TASK TO COMPLETE - Arrange everything from the start of the items down to the line containing "screen top edge line [1471,256,2175,258]" as a JSON list of strings, one string per line, leaving out blank lines.

Region boundary data:
========================================

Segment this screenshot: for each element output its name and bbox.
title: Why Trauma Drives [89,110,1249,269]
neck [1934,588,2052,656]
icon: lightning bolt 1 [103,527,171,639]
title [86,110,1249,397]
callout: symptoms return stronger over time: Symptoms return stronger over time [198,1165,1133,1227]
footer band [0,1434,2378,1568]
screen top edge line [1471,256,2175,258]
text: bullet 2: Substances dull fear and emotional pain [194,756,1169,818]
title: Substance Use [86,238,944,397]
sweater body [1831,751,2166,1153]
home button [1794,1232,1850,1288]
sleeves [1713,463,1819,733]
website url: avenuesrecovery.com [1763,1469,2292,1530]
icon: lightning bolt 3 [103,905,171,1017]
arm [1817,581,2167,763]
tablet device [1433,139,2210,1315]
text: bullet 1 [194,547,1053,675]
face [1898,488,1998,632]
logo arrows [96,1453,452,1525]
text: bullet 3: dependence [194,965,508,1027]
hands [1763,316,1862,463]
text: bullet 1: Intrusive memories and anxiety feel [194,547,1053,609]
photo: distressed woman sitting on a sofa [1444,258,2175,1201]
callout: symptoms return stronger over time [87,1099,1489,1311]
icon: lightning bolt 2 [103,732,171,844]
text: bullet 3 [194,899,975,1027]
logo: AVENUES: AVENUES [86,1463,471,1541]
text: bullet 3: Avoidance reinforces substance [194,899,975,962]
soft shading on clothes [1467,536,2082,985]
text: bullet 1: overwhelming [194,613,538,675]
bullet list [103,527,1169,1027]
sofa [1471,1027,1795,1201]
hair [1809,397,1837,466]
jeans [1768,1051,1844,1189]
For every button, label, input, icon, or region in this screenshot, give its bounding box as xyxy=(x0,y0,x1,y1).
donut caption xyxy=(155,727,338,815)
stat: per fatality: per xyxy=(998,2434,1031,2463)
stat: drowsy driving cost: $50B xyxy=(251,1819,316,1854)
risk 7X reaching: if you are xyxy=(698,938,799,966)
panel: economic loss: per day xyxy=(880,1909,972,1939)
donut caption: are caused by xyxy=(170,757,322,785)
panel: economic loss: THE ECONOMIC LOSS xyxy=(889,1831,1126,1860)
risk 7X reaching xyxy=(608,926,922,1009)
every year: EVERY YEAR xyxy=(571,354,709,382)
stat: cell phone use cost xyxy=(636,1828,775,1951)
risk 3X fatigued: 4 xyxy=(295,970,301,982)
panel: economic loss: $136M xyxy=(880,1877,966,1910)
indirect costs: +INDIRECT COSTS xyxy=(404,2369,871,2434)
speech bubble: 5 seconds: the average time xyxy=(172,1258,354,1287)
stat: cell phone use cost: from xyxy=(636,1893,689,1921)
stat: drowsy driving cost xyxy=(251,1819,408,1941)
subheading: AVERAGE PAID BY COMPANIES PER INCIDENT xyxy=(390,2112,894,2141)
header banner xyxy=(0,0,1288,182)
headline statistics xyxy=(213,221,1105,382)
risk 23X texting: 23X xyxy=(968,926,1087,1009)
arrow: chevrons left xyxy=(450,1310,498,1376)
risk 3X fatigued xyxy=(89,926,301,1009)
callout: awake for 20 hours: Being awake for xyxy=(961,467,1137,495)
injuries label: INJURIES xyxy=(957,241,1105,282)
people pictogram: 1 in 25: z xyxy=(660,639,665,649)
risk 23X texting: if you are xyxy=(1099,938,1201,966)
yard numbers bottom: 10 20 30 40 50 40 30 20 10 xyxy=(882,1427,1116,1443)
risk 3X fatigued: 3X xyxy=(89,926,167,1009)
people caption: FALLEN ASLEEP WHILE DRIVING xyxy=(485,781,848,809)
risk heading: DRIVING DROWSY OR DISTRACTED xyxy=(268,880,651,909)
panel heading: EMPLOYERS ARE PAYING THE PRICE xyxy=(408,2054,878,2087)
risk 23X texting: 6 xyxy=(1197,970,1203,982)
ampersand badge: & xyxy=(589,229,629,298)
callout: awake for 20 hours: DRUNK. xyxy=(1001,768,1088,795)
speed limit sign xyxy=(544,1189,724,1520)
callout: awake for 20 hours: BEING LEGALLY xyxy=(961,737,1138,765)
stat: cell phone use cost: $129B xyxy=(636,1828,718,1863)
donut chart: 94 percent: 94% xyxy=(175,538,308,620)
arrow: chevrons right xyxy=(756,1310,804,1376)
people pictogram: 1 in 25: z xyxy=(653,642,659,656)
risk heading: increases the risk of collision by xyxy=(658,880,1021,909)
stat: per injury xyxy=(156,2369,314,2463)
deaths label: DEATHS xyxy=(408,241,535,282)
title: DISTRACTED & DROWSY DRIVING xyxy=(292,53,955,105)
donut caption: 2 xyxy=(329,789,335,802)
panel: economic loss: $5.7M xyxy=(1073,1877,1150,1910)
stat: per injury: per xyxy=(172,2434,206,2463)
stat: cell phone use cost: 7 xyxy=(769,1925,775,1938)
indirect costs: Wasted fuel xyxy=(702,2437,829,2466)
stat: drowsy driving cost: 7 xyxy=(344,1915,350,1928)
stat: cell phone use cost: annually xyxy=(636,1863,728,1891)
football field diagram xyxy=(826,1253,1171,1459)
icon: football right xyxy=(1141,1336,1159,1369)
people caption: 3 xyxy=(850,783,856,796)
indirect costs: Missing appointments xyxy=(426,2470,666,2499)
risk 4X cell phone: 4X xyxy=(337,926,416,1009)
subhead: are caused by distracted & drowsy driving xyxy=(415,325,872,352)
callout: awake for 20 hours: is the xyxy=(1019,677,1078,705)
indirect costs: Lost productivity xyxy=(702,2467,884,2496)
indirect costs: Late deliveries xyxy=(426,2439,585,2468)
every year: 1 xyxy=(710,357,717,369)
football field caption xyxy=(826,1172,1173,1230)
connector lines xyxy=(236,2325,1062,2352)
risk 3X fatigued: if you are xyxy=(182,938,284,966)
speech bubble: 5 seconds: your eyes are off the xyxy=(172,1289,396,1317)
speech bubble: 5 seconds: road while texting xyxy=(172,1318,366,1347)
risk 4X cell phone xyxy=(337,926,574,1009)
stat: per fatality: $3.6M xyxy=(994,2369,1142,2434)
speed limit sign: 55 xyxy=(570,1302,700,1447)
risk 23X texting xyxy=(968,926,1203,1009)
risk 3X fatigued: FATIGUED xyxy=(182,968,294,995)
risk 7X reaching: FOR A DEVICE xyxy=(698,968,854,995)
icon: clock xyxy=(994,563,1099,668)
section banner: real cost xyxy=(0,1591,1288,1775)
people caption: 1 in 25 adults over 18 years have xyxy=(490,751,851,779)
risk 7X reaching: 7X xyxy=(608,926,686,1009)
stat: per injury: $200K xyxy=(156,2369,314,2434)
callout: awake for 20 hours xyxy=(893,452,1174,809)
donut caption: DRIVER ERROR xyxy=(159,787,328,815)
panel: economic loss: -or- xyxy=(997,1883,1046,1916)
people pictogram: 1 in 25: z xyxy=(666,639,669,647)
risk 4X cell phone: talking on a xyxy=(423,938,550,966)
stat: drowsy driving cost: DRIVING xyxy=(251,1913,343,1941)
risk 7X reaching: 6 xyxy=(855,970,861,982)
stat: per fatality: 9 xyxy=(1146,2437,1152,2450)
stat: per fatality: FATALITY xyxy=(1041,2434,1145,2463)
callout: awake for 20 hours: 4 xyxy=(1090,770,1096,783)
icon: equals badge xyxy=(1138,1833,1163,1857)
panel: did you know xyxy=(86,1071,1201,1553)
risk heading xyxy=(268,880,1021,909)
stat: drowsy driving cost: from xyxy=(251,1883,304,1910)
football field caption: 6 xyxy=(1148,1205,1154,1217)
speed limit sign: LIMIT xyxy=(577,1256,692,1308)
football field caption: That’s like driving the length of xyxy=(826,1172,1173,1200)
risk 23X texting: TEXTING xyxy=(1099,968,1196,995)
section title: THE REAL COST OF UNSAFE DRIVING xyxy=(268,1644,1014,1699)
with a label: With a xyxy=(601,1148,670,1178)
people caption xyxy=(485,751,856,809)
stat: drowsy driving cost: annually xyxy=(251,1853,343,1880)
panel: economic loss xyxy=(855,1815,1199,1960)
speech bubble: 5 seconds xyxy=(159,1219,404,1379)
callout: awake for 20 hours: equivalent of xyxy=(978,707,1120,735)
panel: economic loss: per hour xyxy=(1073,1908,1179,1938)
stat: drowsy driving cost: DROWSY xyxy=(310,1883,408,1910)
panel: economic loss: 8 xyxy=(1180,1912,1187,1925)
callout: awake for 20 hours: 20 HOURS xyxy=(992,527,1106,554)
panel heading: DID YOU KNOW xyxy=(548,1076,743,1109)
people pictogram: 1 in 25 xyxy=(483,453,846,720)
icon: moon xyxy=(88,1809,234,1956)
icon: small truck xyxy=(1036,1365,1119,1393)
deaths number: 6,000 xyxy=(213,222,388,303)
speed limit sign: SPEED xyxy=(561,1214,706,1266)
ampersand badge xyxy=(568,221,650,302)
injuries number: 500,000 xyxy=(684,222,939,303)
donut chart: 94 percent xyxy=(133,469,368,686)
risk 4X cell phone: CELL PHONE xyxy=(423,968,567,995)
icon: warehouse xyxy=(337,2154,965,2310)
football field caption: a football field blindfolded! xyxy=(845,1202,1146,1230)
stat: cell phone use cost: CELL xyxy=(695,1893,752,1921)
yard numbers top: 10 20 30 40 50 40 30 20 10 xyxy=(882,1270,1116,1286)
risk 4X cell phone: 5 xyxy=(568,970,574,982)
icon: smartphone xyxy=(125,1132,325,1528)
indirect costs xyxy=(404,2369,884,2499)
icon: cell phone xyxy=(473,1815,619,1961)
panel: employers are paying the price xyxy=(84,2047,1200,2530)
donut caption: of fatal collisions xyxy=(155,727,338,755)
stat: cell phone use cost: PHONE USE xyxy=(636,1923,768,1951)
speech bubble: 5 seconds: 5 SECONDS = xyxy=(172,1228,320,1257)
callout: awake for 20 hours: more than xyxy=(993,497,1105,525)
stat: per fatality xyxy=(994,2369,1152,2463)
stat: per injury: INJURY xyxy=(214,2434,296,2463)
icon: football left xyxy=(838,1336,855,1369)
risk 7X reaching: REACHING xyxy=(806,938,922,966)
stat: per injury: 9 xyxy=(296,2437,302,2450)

========================================

EXERCISE SOLUTION -
[
  "Segment this screenshot: for each element output its name and bbox.",
  "title: Why Trauma Drives [89,110,1249,269]",
  "neck [1934,588,2052,656]",
  "icon: lightning bolt 1 [103,527,171,639]",
  "title [86,110,1249,397]",
  "callout: symptoms return stronger over time: Symptoms return stronger over time [198,1165,1133,1227]",
  "footer band [0,1434,2378,1568]",
  "screen top edge line [1471,256,2175,258]"
]